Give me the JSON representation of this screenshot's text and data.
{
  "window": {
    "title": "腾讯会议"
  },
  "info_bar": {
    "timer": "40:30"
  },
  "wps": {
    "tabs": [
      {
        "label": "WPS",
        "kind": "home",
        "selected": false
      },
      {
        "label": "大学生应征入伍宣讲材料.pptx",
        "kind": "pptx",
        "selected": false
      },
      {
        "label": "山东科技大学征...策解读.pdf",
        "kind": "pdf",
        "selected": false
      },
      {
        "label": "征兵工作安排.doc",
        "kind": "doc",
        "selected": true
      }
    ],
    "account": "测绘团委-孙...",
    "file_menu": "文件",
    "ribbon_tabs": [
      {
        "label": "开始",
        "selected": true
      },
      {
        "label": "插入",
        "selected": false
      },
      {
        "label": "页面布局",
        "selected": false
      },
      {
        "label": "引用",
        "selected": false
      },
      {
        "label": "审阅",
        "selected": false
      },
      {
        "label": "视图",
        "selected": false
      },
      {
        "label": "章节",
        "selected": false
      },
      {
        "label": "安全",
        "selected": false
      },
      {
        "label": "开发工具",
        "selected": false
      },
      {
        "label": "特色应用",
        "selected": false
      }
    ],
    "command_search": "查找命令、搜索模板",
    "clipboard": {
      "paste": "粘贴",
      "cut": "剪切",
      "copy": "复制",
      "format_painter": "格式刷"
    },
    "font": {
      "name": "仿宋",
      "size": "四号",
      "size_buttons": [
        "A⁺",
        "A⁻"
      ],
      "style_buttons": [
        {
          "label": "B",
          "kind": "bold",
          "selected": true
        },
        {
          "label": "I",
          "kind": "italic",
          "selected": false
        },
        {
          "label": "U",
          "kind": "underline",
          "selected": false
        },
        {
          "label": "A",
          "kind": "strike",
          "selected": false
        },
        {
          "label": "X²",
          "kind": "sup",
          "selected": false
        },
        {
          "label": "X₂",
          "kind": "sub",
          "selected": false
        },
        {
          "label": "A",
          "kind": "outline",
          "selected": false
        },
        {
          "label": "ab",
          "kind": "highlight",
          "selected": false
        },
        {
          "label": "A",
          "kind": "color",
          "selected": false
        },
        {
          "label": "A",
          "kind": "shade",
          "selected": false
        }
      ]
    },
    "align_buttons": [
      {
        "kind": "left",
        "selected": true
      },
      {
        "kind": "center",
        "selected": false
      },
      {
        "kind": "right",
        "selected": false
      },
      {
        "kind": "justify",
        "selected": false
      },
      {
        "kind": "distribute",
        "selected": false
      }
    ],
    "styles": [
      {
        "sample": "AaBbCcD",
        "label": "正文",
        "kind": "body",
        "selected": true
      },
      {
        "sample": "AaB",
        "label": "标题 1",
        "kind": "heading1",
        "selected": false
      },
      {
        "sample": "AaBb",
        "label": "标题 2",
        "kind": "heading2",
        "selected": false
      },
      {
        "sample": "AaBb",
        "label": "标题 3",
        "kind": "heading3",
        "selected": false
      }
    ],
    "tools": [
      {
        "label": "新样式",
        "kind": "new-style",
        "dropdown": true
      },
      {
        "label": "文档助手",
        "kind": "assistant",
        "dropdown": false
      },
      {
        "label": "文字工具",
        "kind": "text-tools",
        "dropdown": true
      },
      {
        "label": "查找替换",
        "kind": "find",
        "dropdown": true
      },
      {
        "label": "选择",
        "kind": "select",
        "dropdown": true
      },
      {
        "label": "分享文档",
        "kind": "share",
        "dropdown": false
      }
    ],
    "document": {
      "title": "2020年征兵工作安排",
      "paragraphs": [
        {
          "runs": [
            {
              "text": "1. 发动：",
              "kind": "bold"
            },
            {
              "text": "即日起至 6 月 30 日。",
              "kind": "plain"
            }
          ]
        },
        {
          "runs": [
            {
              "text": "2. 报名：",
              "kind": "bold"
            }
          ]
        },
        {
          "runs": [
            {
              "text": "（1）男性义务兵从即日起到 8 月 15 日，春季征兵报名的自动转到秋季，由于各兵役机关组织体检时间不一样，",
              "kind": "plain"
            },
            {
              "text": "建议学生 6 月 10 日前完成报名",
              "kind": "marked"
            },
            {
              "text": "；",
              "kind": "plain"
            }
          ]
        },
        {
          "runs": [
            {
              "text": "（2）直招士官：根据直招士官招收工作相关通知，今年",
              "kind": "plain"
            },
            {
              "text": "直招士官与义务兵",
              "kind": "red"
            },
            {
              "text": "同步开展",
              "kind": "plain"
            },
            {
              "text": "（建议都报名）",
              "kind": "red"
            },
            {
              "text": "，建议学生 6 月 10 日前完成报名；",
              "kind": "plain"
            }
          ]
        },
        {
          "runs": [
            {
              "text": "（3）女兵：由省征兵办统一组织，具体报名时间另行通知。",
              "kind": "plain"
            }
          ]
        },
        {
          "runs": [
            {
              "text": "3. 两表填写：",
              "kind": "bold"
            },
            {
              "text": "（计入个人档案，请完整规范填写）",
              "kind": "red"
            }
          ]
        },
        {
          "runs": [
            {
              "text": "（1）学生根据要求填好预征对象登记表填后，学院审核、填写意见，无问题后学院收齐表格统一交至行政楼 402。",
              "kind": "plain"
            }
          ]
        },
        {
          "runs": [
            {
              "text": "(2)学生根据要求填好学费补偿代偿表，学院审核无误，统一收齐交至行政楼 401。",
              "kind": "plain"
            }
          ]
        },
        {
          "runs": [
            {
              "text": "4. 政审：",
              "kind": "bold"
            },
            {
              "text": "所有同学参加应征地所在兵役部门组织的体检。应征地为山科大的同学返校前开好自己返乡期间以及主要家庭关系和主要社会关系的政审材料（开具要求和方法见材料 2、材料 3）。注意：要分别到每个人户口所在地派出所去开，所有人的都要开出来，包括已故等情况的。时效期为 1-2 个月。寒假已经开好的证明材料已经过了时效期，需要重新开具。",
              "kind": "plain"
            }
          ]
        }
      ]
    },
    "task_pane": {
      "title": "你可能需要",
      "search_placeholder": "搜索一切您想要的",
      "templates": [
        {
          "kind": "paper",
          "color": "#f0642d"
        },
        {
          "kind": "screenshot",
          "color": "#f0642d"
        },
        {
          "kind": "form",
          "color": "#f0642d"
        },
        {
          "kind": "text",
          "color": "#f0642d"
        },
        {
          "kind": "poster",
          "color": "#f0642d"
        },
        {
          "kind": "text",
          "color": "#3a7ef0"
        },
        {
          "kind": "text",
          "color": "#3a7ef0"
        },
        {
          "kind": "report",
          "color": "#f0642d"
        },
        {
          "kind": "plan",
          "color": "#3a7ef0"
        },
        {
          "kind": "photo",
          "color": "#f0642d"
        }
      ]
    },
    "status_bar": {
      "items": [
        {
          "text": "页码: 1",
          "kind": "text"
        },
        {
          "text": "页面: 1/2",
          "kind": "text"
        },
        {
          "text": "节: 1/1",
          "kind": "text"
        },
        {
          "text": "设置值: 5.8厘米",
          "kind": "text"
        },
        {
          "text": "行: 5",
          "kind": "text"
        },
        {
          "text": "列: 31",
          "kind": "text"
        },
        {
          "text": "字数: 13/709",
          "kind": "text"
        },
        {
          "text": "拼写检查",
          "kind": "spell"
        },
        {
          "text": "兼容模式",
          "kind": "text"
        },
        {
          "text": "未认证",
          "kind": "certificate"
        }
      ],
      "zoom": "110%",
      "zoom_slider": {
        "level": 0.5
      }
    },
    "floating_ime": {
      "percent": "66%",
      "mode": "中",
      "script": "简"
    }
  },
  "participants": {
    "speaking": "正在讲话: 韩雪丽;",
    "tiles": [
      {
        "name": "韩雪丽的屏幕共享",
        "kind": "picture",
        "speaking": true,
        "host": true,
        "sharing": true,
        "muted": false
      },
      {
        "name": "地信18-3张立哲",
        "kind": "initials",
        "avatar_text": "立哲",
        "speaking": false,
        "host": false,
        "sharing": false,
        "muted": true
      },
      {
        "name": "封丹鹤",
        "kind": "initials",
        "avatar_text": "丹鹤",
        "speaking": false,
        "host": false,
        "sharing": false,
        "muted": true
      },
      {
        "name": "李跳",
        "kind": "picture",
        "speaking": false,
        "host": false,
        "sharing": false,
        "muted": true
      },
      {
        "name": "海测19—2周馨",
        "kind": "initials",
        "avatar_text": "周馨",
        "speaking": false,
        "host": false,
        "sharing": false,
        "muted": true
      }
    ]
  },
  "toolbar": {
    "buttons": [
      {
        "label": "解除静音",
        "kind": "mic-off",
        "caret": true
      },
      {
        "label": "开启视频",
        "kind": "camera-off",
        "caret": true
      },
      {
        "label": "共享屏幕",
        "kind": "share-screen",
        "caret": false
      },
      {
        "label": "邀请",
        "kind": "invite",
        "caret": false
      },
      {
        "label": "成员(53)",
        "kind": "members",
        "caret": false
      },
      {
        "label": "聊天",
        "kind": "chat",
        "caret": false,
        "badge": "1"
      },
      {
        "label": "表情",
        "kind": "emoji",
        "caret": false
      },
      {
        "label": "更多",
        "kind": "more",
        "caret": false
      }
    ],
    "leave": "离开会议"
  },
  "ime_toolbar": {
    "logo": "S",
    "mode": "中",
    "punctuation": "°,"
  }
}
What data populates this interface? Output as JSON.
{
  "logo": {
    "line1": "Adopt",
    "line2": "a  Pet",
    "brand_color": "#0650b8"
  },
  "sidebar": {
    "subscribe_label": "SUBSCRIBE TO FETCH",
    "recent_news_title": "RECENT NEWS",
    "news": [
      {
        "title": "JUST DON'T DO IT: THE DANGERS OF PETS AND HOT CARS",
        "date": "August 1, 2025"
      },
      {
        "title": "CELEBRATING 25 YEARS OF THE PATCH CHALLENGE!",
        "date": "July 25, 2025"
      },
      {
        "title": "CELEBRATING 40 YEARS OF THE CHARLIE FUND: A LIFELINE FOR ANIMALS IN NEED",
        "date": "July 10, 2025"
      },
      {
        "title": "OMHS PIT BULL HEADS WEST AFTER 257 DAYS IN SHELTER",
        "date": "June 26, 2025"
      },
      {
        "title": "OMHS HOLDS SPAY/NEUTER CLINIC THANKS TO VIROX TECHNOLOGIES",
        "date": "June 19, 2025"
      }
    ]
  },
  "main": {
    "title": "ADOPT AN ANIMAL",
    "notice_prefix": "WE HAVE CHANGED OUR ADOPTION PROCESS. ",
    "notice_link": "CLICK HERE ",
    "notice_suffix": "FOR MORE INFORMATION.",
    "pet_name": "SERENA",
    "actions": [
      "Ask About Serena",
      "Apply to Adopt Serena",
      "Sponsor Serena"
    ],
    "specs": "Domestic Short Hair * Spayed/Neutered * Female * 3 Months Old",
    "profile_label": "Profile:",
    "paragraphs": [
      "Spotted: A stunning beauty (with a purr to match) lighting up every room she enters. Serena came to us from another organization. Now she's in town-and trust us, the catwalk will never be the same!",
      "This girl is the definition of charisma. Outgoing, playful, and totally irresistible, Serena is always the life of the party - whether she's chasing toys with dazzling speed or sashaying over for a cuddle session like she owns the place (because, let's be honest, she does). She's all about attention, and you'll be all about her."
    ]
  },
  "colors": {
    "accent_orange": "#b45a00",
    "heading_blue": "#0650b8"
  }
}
★ ★ ★ ★
TASK GOAL:
Show each line of the listing that holds the string "screenshot".

PROBLEM SOLUTION:
Give me the JSON representation of this screenshot's text and data.
          "kind": "screenshot",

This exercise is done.